╭──

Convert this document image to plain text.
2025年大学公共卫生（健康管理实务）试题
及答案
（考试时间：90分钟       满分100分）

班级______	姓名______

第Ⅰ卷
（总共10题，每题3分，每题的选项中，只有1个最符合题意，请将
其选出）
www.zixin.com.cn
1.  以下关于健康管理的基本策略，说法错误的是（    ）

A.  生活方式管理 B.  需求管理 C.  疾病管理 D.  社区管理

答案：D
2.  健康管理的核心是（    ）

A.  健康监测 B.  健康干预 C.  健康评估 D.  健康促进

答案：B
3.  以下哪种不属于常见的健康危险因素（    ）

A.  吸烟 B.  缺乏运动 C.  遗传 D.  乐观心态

╰──
╭──

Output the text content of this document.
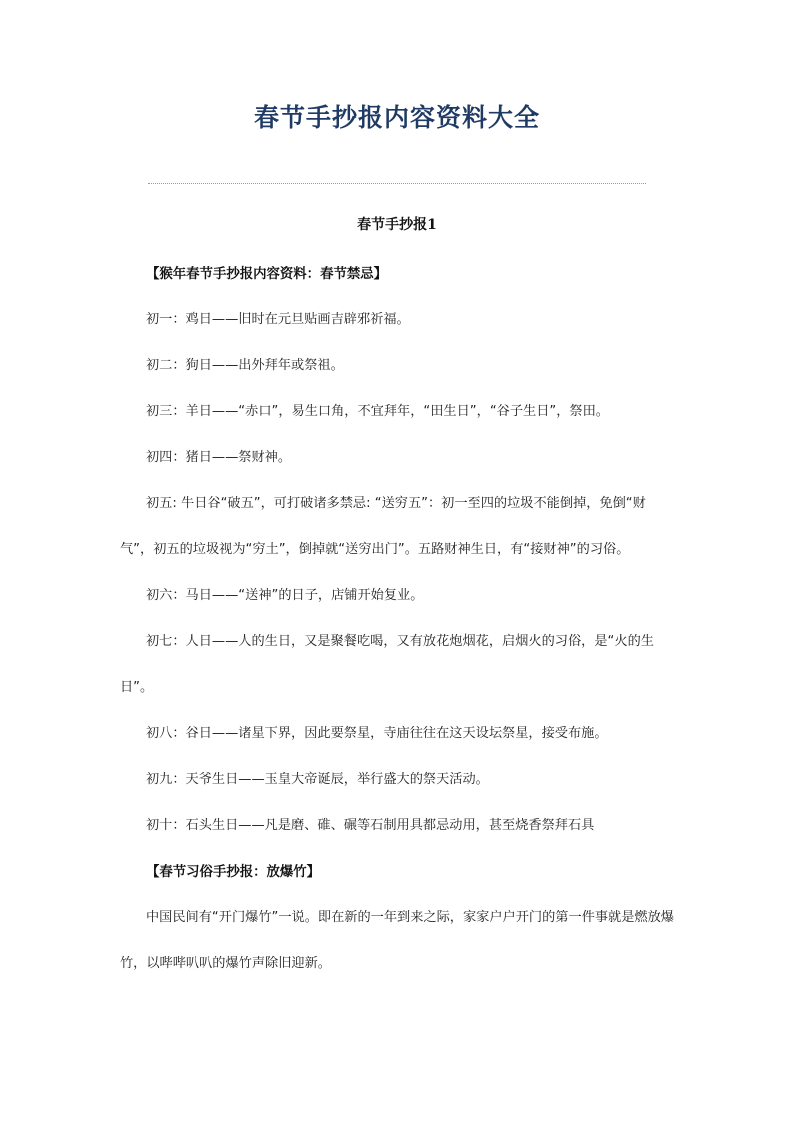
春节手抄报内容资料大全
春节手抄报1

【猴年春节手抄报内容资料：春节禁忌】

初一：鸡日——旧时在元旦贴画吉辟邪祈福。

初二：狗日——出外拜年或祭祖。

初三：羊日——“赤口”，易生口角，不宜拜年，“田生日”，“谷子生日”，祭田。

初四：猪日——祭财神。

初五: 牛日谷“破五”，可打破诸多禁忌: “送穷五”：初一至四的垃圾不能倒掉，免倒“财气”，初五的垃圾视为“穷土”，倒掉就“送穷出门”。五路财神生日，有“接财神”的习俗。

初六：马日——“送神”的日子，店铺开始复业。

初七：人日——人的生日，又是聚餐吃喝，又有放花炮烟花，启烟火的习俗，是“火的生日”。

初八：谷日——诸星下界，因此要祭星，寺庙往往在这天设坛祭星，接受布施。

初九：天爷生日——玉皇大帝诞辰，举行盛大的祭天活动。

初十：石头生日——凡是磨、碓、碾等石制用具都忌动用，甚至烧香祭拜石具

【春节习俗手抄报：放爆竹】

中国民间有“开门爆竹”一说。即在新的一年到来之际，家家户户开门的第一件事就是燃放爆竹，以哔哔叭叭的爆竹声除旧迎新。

╰──

Task prompt:
Give only the number of lines in the material above where the string "document" appears.

Full output:
2